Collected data
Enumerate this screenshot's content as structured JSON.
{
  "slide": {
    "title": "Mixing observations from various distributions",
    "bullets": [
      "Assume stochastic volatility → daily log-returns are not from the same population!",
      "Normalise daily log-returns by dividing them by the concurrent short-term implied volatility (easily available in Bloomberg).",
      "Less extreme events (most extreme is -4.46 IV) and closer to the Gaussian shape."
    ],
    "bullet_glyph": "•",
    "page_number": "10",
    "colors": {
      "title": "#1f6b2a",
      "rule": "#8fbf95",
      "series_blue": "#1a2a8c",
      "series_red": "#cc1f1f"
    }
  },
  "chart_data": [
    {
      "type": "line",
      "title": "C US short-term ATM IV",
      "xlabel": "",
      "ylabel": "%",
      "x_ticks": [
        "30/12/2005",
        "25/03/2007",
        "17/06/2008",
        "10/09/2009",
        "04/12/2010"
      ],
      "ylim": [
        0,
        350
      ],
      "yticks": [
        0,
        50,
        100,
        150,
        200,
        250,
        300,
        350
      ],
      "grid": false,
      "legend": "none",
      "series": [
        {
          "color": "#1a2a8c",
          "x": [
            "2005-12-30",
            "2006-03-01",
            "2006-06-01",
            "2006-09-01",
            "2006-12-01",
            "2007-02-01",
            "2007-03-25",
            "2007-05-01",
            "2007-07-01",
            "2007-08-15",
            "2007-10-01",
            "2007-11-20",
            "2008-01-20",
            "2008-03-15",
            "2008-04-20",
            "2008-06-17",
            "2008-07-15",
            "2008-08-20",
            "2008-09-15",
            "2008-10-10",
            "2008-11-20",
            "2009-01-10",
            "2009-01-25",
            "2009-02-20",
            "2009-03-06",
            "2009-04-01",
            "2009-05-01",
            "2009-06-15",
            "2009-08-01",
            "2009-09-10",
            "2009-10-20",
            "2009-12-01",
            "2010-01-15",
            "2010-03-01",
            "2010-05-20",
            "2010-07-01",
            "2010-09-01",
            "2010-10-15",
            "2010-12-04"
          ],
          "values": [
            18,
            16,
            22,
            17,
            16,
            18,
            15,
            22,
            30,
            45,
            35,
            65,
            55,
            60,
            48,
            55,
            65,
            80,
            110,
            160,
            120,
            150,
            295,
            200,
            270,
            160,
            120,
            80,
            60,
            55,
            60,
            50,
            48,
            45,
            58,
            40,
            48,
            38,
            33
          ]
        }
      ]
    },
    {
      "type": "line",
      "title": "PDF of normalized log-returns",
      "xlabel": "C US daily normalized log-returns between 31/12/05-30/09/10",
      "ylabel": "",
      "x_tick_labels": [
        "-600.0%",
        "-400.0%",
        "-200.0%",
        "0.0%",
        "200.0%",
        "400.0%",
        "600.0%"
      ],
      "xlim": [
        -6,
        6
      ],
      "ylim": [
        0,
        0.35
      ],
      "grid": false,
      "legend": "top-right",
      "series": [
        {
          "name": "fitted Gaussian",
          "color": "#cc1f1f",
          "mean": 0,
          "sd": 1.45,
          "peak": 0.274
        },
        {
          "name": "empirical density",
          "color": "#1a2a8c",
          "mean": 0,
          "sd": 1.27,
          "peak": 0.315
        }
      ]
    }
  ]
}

• **WORK REQUIRED**
Take the entries above and copy them out exactly.

• **TASK SOLUTION**
Enumerate this screenshot's content as structured JSON.
{
  "slide": {
    "title": "Mixing observations from various distributions",
    "bullets": [
      "Assume stochastic volatility → daily log-returns are not from the same population!",
      "Normalise daily log-returns by dividing them by the concurrent short-term implied volatility (easily available in Bloomberg).",
      "Less extreme events (most extreme is -4.46 IV) and closer to the Gaussian shape."
    ],
    "bullet_glyph": "•",
    "page_number": "10",
    "colors": {
      "title": "#1f6b2a",
      "rule": "#8fbf95",
      "series_blue": "#1a2a8c",
      "series_red": "#cc1f1f"
    }
  },
  "chart_data": [
    {
      "type": "line",
      "title": "C US short-term ATM IV",
      "xlabel": "",
      "ylabel": "%",
      "x_ticks": [
        "30/12/2005",
        "25/03/2007",
        "17/06/2008",
        "10/09/2009",
        "04/12/2010"
      ],
      "ylim": [
        0,
        350
      ],
      "yticks": [
        0,
        50,
        100,
        150,
        200,
        250,
        300,
        350
      ],
      "grid": false,
      "legend": "none",
      "series": [
        {
          "color": "#1a2a8c",
          "x": [
            "2005-12-30",
            "2006-03-01",
            "2006-06-01",
            "2006-09-01",
            "2006-12-01",
            "2007-02-01",
            "2007-03-25",
            "2007-05-01",
            "2007-07-01",
            "2007-08-15",
            "2007-10-01",
            "2007-11-20",
            "2008-01-20",
            "2008-03-15",
            "2008-04-20",
            "2008-06-17",
            "2008-07-15",
            "2008-08-20",
            "2008-09-15",
            "2008-10-10",
            "2008-11-20",
            "2009-01-10",
            "2009-01-25",
            "2009-02-20",
            "2009-03-06",
            "2009-04-01",
            "2009-05-01",
            "2009-06-15",
            "2009-08-01",
            "2009-09-10",
            "2009-10-20",
            "2009-12-01",
            "2010-01-15",
            "2010-03-01",
            "2010-05-20",
            "2010-07-01",
            "2010-09-01",
            "2010-10-15",
            "2010-12-04"
          ],
          "values": [
            18,
            16,
            22,
            17,
            16,
            18,
            15,
            22,
            30,
            45,
            35,
            65,
            55,
            60,
            48,
            55,
            65,
            80,
            110,
            160,
            120,
            150,
            295,
            200,
            270,
            160,
            120,
            80,
            60,
            55,
            60,
            50,
            48,
            45,
            58,
            40,
            48,
            38,
            33
          ]
        }
      ]
    },
    {
      "type": "line",
      "title": "PDF of normalized log-returns",
      "xlabel": "C US daily normalized log-returns between 31/12/05-30/09/10",
      "ylabel": "",
      "x_tick_labels": [
        "-600.0%",
        "-400.0%",
        "-200.0%",
        "0.0%",
        "200.0%",
        "400.0%",
        "600.0%"
      ],
      "xlim": [
        -6,
        6
      ],
      "ylim": [
        0,
        0.35
      ],
      "grid": false,
      "legend": "top-right",
      "series": [
        {
          "name": "fitted Gaussian",
          "color": "#cc1f1f",
          "mean": 0,
          "sd": 1.45,
          "peak": 0.274
        },
        {
          "name": "empirical density",
          "color": "#1a2a8c",
          "mean": 0,
          "sd": 1.27,
          "peak": 0.315
        }
      ]
    }
  ]
}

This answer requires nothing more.